▶ **Records for this exercise**:

◆ ◆ ◆

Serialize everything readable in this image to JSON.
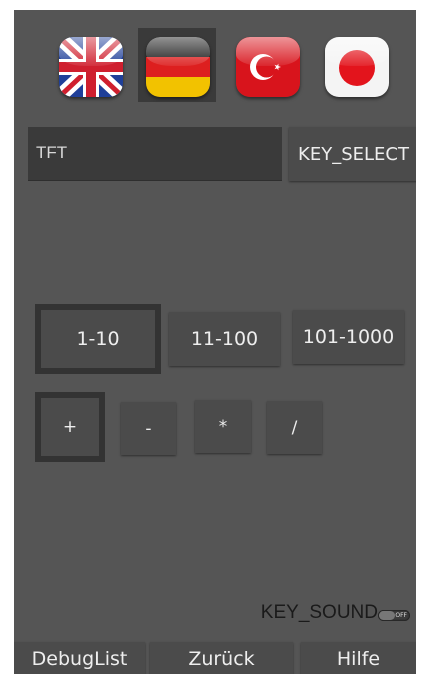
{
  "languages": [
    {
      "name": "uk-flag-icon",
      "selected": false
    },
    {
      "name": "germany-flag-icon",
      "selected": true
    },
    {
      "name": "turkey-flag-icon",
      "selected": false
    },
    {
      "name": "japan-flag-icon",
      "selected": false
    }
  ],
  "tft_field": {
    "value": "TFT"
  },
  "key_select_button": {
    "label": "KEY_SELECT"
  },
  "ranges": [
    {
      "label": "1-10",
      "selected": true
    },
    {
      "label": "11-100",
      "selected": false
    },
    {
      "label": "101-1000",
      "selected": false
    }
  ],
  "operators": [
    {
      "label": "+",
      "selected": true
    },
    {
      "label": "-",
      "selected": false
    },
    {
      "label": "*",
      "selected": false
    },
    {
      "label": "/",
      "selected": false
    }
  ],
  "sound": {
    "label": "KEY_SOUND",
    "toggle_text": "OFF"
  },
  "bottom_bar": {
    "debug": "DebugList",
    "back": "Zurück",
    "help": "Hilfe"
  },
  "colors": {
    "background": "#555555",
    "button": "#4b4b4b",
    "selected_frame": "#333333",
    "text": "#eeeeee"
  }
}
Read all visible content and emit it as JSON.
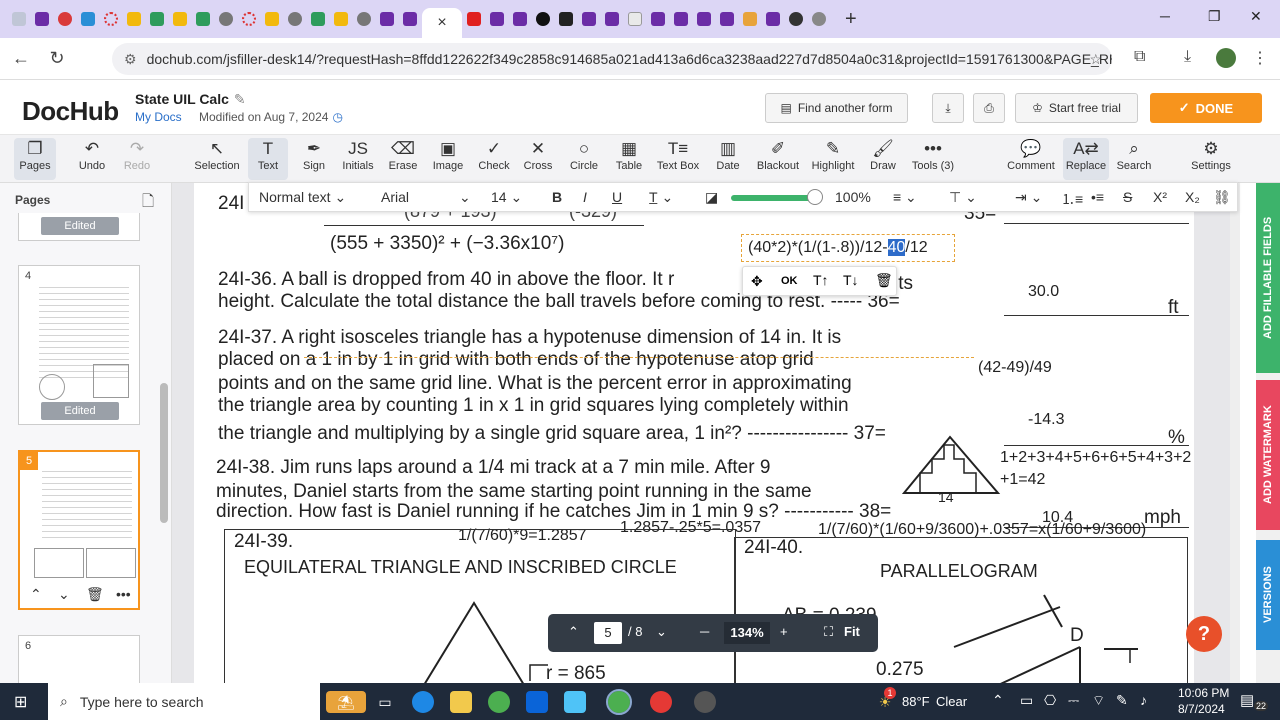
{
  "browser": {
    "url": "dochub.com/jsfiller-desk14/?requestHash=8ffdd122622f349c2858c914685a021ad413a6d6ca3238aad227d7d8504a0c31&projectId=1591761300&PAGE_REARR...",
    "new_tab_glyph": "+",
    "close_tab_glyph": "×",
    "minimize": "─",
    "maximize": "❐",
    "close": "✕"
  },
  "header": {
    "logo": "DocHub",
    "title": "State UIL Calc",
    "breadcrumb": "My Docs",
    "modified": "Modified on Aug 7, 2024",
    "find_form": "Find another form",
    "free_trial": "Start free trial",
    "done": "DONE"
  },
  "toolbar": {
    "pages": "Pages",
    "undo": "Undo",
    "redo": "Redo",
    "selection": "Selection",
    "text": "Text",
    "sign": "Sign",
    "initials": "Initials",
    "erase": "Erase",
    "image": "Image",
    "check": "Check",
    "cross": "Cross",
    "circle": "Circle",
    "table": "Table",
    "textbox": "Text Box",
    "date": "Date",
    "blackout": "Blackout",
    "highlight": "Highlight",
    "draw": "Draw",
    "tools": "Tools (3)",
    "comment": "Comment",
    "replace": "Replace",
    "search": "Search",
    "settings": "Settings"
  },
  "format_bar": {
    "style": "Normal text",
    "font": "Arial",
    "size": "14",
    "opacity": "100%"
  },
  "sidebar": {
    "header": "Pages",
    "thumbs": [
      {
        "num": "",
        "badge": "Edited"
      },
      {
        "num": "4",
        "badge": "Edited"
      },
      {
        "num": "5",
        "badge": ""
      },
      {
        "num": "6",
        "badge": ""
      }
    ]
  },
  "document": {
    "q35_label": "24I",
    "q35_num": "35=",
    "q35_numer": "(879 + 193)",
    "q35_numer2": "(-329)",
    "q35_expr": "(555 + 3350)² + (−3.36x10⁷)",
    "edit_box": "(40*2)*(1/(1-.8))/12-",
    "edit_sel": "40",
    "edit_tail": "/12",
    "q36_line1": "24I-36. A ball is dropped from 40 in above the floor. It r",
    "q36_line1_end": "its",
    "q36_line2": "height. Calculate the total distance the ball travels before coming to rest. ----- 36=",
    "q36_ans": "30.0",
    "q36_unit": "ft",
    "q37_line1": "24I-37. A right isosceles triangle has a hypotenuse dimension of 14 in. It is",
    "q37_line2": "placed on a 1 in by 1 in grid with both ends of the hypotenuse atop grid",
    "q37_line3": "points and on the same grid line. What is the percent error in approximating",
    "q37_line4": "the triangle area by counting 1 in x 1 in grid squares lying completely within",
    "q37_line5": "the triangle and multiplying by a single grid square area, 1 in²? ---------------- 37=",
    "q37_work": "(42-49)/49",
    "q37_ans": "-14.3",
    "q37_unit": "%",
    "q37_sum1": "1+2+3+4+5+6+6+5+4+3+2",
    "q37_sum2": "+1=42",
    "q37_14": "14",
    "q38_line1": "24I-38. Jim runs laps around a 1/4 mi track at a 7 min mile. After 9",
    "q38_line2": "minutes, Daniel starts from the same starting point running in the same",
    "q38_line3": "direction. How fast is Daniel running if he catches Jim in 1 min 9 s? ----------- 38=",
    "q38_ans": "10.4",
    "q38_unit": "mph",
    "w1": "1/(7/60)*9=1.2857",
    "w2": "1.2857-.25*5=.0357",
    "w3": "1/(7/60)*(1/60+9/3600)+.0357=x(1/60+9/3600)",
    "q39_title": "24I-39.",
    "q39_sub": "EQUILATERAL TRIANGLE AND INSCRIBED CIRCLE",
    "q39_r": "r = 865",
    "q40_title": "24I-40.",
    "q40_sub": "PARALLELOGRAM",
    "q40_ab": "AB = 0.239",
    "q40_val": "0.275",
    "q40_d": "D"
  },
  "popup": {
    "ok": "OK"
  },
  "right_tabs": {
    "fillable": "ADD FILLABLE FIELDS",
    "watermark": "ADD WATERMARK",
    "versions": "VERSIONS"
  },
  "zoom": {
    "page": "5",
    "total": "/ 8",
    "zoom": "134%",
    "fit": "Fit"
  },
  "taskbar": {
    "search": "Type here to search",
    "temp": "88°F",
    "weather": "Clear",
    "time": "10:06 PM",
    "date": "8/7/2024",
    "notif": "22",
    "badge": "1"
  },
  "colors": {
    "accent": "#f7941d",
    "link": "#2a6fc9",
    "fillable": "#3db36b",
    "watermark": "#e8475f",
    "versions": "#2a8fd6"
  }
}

◆ ◆ ◆

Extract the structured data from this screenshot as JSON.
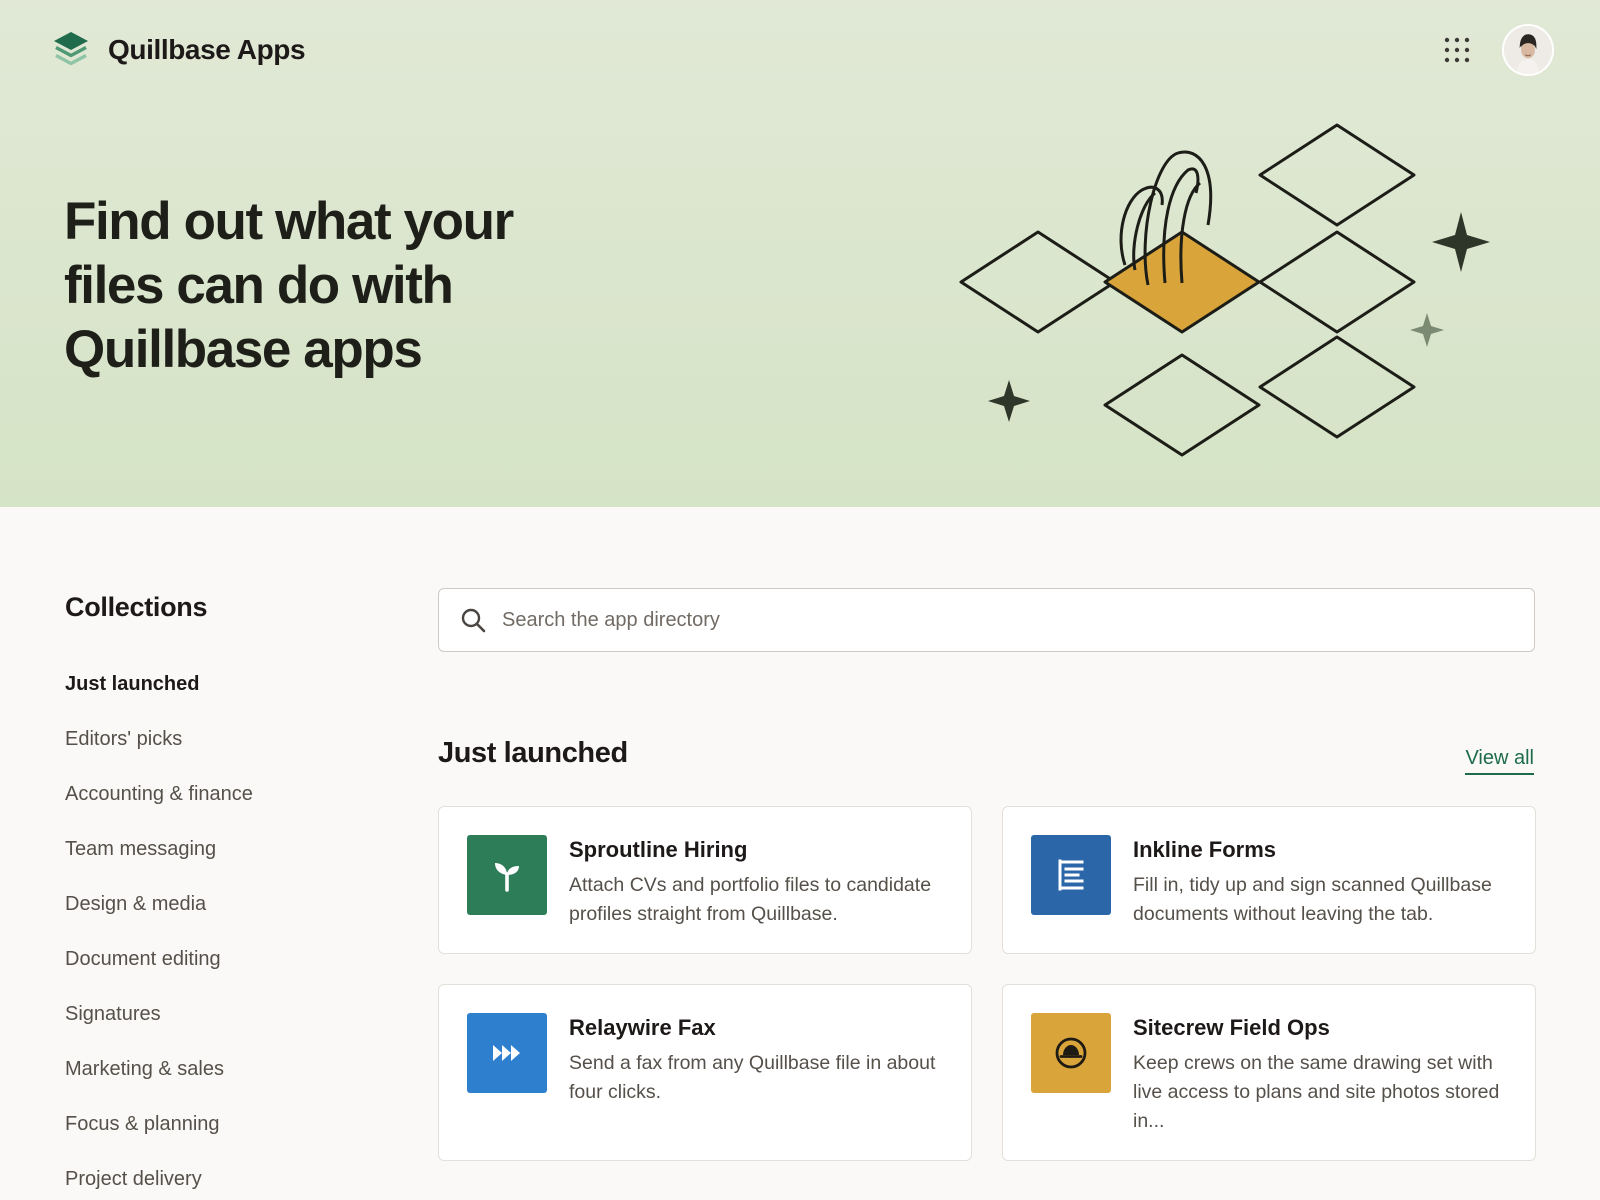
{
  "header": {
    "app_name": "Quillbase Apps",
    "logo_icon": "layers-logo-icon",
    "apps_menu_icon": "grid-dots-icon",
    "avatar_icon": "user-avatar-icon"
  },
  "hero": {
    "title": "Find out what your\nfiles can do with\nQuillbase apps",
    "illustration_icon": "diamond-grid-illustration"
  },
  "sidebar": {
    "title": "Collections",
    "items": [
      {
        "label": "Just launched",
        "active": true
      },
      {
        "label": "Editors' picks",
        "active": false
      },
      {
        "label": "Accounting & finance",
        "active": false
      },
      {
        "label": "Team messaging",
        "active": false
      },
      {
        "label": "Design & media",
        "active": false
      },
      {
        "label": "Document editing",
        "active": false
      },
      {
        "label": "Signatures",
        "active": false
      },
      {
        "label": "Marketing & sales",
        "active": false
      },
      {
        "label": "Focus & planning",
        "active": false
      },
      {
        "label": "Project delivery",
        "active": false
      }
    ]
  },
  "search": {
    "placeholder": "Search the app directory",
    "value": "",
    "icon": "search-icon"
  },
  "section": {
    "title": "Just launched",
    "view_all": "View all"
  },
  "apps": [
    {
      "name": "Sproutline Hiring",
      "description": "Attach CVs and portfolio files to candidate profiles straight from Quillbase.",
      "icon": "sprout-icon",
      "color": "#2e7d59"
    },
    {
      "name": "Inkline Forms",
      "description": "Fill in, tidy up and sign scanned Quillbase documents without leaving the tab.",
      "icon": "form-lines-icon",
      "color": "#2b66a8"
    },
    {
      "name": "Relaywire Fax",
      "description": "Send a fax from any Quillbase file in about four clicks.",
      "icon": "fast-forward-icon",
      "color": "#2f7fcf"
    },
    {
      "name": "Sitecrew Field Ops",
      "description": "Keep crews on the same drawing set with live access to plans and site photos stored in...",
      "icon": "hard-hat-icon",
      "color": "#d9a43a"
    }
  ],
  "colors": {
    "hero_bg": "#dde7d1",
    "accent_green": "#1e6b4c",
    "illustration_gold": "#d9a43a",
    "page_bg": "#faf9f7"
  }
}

◆ ◆ ◆

▶ **Exercise**: Look through the entries above; copy each line where the string "total" appears.

▶ **Worked solution**:
    "q36_line2": "height. Calculate the total distance the ball travels before coming to rest. ----- 36=",
    "total": "/ 8",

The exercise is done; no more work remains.